Mise en pratique:
a) Dans l'extrait de décision, quelle est la durée de l'interdiction de retour sur le territoire français prononcée contre Mme B... A... ?
b) Reprenez l'extrait de décision juste après sa dernière phrase et poursuivez-en la rédaction.

France | France, Cour administrative d'appel de PARIS, 1ère chambre, 05 août 2025, 24PA02481


Vu la procédure suivante :





Procédure contentieuse antérieure :





Mme B... A... a demandé au tribunal administratif de Montreuil d'annuler l'arrêté du 2 juin 2023 par lequel le préfet de la Seine-Saint-Denis a refusé de lui délivrer un titre de séjour, lui a fait obligation de quitter le territoire français sans délai de départ volontaire, a fixé le pays de destination, a prononcé à son encontre une interdiction de retour sur le territoire français d'une durée de deux ans et l'a informée qu'elle faisait l'objet d'un si

gnalement dans le système d'information Schengen.



Par un jugement n° 2308117 du 7 mai 2024, ...

Vu la procédure suivante :

Procédure contentieuse antérieure :

Mme B... A... a demandé au tribunal administratif de Montreuil d'annuler l'arrêté du 2 juin 2023 par lequel le préfet de la Seine-Saint-Denis a refusé de lui délivrer un titre de séjour, lui a fait obligation de quitter le territoire français sans délai de départ volontaire, a fixé le pays de destination, a prononcé à son encontre une interdiction de retour sur le territoire français d'une durée de deux ans et l'a informée qu'elle faisait l'objet d'un signalement dans le système d'information Schengen.

Par un jugement n° 2308117 du 7 mai 2024, le tribunal administratif de Montreuil a rejeté sa demande.

Extraits de données:
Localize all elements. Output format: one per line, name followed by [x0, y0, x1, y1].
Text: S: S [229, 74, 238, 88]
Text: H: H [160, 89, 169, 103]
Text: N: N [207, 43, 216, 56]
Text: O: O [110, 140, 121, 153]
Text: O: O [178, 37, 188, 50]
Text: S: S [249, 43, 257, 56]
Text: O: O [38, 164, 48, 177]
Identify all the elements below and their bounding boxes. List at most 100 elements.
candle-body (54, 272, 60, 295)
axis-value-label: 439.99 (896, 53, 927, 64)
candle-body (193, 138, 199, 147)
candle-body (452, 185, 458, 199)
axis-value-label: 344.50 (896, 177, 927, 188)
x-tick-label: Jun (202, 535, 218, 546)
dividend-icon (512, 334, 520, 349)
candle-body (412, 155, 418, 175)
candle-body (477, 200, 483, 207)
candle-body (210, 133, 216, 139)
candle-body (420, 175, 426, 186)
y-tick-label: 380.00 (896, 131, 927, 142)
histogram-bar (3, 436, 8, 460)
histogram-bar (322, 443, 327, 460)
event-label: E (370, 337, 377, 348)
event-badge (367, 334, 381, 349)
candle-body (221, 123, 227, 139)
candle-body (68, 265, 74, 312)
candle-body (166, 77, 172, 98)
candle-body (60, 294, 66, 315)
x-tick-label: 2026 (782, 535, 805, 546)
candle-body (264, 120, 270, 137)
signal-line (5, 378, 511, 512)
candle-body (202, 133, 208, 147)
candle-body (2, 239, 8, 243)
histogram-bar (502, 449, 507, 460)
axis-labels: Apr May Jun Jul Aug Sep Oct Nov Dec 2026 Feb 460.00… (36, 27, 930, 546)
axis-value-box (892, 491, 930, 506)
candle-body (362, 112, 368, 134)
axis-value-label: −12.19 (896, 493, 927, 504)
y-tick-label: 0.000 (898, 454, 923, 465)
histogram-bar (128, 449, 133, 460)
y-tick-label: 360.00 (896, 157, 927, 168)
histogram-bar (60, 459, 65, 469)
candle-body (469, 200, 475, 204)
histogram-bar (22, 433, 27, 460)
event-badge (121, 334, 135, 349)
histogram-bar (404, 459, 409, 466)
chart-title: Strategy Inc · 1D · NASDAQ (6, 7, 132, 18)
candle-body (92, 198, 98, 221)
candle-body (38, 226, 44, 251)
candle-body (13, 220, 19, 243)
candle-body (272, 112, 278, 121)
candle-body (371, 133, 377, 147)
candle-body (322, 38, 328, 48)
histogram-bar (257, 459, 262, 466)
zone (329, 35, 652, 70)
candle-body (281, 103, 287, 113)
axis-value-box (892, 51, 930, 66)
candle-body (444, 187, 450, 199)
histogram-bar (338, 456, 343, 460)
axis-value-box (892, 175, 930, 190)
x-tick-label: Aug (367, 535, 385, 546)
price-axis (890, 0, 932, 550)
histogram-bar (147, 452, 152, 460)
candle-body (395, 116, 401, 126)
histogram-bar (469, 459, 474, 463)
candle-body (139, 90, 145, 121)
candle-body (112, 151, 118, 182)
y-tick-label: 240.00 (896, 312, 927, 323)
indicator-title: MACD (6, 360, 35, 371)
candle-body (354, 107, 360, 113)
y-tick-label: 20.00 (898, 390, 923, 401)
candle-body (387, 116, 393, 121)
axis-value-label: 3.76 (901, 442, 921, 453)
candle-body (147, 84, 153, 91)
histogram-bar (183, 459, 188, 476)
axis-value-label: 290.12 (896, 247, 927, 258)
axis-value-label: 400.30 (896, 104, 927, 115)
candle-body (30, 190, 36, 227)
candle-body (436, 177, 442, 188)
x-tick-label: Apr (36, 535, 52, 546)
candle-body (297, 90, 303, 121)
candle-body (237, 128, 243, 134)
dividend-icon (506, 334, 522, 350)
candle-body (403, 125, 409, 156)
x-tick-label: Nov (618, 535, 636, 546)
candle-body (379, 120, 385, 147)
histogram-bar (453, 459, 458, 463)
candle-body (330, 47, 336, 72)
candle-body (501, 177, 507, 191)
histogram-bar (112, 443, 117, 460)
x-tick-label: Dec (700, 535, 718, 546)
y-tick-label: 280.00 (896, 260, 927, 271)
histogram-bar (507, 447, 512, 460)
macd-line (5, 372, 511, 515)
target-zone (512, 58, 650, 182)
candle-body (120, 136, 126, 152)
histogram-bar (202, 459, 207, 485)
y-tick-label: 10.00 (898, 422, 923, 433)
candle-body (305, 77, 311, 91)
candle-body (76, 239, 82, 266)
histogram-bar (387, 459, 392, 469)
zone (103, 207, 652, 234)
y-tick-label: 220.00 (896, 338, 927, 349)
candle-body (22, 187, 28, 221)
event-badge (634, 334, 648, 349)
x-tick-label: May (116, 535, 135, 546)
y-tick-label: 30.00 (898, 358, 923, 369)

Liste des réponses:
a) Deux ans.

b)
Procédure devant la Cour :

Par une requête enregistrée le 8 juin 2024, Mme A..., représentée par Me Besse, demande à la Cour :

1°) d'annuler le jugement n° 2308117 du 7 mai 2024 du tribunal administratif de Montreuil ;

2°) à titre principal, d'annuler l'arrêté du 2 juin 2023 du préfet de la Seine-Saint-Denis en toutes ses décisions et d'enjoindre au préfet de lui délivrer un titre de séjour portant la mention " salarié ", dans un délai d'un mois à compter de la notification de l'arrêt à intervenir, sous astreinte de 150 euros par jour de retard ;

3°) à titre subsidiaire, d'annuler les décisions d'obligation de quitter le territoire français et d'interdiction de retour et d'enjoindre au préfet de la Seine-Saint-Denis de réexaminer sa situation en lui délivrant une autorisation provisoire de séjour durant cet examen, dans les mêmes conditions de délai et d'astreinte ;

4°) de mettre à la charge de l'Etat le versement de la somme de 1 500 euros sur le fondement de l'article L. 761-1 du code de justice administrative.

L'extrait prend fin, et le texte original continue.